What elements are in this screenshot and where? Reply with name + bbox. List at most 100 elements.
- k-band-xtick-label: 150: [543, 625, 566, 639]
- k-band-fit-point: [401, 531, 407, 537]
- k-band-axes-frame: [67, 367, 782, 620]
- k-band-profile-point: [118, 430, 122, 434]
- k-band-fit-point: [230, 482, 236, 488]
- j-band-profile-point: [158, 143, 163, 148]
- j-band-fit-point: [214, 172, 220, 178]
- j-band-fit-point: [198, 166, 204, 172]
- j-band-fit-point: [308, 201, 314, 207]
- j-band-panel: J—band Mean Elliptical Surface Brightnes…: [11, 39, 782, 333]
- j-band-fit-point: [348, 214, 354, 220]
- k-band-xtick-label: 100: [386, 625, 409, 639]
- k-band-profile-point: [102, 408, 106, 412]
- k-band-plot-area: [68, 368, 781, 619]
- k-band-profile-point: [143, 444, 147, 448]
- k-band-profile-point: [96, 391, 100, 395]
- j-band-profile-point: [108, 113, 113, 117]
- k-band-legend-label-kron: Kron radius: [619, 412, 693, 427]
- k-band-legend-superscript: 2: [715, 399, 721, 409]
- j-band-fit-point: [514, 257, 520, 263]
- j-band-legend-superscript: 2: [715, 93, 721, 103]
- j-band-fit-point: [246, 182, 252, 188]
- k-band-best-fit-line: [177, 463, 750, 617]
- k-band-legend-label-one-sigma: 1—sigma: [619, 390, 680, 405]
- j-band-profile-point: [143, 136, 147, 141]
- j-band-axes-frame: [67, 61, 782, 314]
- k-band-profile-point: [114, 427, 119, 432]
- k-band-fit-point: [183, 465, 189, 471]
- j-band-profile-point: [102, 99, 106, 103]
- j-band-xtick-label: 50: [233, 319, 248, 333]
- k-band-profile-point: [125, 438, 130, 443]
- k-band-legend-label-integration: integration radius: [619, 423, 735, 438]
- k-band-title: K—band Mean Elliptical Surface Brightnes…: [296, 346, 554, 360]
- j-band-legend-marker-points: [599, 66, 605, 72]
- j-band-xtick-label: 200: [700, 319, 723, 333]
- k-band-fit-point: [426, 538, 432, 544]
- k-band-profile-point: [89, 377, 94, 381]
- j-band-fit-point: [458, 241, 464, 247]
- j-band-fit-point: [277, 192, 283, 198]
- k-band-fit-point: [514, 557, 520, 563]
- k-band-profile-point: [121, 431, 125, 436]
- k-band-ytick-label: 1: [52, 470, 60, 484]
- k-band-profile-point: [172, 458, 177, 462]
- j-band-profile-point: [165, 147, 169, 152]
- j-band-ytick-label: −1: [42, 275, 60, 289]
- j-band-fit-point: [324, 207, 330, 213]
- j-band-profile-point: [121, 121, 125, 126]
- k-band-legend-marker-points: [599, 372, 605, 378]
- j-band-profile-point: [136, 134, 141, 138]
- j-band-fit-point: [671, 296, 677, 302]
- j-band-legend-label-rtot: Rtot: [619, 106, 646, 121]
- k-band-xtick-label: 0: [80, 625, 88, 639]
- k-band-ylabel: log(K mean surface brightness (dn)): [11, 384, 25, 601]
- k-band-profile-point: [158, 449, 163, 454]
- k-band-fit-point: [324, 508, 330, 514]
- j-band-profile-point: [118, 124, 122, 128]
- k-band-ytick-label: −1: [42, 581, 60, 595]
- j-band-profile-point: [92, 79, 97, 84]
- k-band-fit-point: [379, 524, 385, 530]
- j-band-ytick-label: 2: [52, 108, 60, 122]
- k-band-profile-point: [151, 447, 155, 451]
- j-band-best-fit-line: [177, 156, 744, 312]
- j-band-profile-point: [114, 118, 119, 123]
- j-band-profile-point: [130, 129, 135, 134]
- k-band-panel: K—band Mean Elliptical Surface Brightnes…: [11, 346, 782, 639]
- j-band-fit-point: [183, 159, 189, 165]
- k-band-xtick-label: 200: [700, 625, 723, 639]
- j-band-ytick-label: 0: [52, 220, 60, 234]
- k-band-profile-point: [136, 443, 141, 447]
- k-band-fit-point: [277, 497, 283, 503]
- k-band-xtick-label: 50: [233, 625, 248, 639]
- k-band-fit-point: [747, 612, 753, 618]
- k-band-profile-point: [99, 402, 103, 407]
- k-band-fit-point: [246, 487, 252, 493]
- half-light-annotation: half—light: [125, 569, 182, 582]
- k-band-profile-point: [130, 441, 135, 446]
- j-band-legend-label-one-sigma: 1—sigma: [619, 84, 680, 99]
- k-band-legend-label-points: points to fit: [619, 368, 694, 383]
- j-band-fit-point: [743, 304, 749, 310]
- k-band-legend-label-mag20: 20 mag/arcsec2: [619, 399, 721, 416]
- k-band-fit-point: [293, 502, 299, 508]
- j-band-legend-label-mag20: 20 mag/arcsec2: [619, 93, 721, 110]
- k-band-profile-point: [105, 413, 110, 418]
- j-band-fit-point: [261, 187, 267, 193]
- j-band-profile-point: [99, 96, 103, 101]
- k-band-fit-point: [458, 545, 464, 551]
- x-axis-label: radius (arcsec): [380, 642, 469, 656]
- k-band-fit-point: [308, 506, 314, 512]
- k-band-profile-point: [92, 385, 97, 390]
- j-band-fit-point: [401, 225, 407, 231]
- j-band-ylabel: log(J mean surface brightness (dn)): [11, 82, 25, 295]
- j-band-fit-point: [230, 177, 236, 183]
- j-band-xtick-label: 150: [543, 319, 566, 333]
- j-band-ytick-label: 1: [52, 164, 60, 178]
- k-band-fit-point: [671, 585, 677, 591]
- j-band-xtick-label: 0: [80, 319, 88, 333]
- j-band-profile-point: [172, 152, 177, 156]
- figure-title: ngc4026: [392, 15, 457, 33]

__________________________________________________

**TASK REQUIREMENTS**
Reproduce all of the records above word for word, without changing anything.

**REPLY TO THE TASK**
What elements are in this screenshot and where? Reply with name + bbox. List at most 100 elements.
- k-band-xtick-label: 150: [543, 625, 566, 639]
- k-band-fit-point: [401, 531, 407, 537]
- k-band-axes-frame: [67, 367, 782, 620]
- k-band-profile-point: [118, 430, 122, 434]
- k-band-fit-point: [230, 482, 236, 488]
- j-band-profile-point: [158, 143, 163, 148]
- j-band-fit-point: [214, 172, 220, 178]
- j-band-fit-point: [198, 166, 204, 172]
- j-band-fit-point: [308, 201, 314, 207]
- j-band-panel: J—band Mean Elliptical Surface Brightnes…: [11, 39, 782, 333]
- j-band-fit-point: [348, 214, 354, 220]
- k-band-xtick-label: 100: [386, 625, 409, 639]
- k-band-profile-point: [102, 408, 106, 412]
- k-band-plot-area: [68, 368, 781, 619]
- k-band-profile-point: [143, 444, 147, 448]
- k-band-profile-point: [96, 391, 100, 395]
- j-band-profile-point: [108, 113, 113, 117]
- k-band-legend-label-kron: Kron radius: [619, 412, 693, 427]
- k-band-legend-superscript: 2: [715, 399, 721, 409]
- j-band-fit-point: [514, 257, 520, 263]
- j-band-legend-superscript: 2: [715, 93, 721, 103]
- j-band-fit-point: [246, 182, 252, 188]
- k-band-best-fit-line: [177, 463, 750, 617]
- k-band-legend-label-one-sigma: 1—sigma: [619, 390, 680, 405]
- j-band-profile-point: [143, 136, 147, 141]
- j-band-axes-frame: [67, 61, 782, 314]
- k-band-profile-point: [114, 427, 119, 432]
- k-band-fit-point: [183, 465, 189, 471]
- j-band-profile-point: [102, 99, 106, 103]
- j-band-xtick-label: 50: [233, 319, 248, 333]
- k-band-profile-point: [125, 438, 130, 443]
- k-band-legend-label-integration: integration radius: [619, 423, 735, 438]
- k-band-title: K—band Mean Elliptical Surface Brightnes…: [296, 346, 554, 360]
- j-band-legend-marker-points: [599, 66, 605, 72]
- j-band-xtick-label: 200: [700, 319, 723, 333]
- k-band-fit-point: [426, 538, 432, 544]
- k-band-profile-point: [89, 377, 94, 381]
- j-band-fit-point: [458, 241, 464, 247]
- j-band-fit-point: [277, 192, 283, 198]
- k-band-fit-point: [514, 557, 520, 563]
- k-band-profile-point: [121, 431, 125, 436]
- k-band-ytick-label: 1: [52, 470, 60, 484]
- k-band-profile-point: [172, 458, 177, 462]
- j-band-profile-point: [165, 147, 169, 152]
- j-band-ytick-label: −1: [42, 275, 60, 289]
- j-band-fit-point: [324, 207, 330, 213]
- j-band-profile-point: [121, 121, 125, 126]
- k-band-legend-marker-points: [599, 372, 605, 378]
- j-band-profile-point: [136, 134, 141, 138]
- j-band-fit-point: [671, 296, 677, 302]
- j-band-legend-label-rtot: Rtot: [619, 106, 646, 121]
- k-band-xtick-label: 0: [80, 625, 88, 639]
- k-band-ylabel: log(K mean surface brightness (dn)): [11, 384, 25, 601]
- k-band-profile-point: [158, 449, 163, 454]
- k-band-fit-point: [324, 508, 330, 514]
- j-band-profile-point: [118, 124, 122, 128]
- k-band-ytick-label: −1: [42, 581, 60, 595]
- j-band-profile-point: [92, 79, 97, 84]
- k-band-fit-point: [379, 524, 385, 530]
- j-band-ytick-label: 2: [52, 108, 60, 122]
- k-band-profile-point: [151, 447, 155, 451]
- j-band-best-fit-line: [177, 156, 744, 312]
- j-band-profile-point: [114, 118, 119, 123]
- j-band-profile-point: [130, 129, 135, 134]
- k-band-panel: K—band Mean Elliptical Surface Brightnes…: [11, 346, 782, 639]
- j-band-fit-point: [183, 159, 189, 165]
- k-band-xtick-label: 200: [700, 625, 723, 639]
- j-band-ytick-label: 0: [52, 220, 60, 234]
- k-band-profile-point: [136, 443, 141, 447]
- k-band-fit-point: [277, 497, 283, 503]
- k-band-xtick-label: 50: [233, 625, 248, 639]
- k-band-fit-point: [747, 612, 753, 618]
- k-band-profile-point: [99, 402, 103, 407]
- k-band-fit-point: [246, 487, 252, 493]
- half-light-annotation: half—light: [125, 569, 182, 582]
- k-band-profile-point: [130, 441, 135, 446]
- j-band-legend-label-one-sigma: 1—sigma: [619, 84, 680, 99]
- k-band-legend-label-points: points to fit: [619, 368, 694, 383]
- j-band-fit-point: [743, 304, 749, 310]
- k-band-legend-label-mag20: 20 mag/arcsec2: [619, 399, 721, 416]
- k-band-fit-point: [293, 502, 299, 508]
- j-band-legend-label-mag20: 20 mag/arcsec2: [619, 93, 721, 110]
- k-band-profile-point: [105, 413, 110, 418]
- j-band-fit-point: [261, 187, 267, 193]
- j-band-profile-point: [99, 96, 103, 101]
- k-band-fit-point: [458, 545, 464, 551]
- x-axis-label: radius (arcsec): [380, 642, 469, 656]
- k-band-fit-point: [308, 506, 314, 512]
- k-band-profile-point: [92, 385, 97, 390]
- j-band-fit-point: [401, 225, 407, 231]
- j-band-ylabel: log(J mean surface brightness (dn)): [11, 82, 25, 295]
- j-band-fit-point: [230, 177, 236, 183]
- j-band-xtick-label: 150: [543, 319, 566, 333]
- j-band-ytick-label: 1: [52, 164, 60, 178]
- k-band-fit-point: [671, 585, 677, 591]
- j-band-xtick-label: 0: [80, 319, 88, 333]
- j-band-profile-point: [172, 152, 177, 156]
- figure-title: ngc4026: [392, 15, 457, 33]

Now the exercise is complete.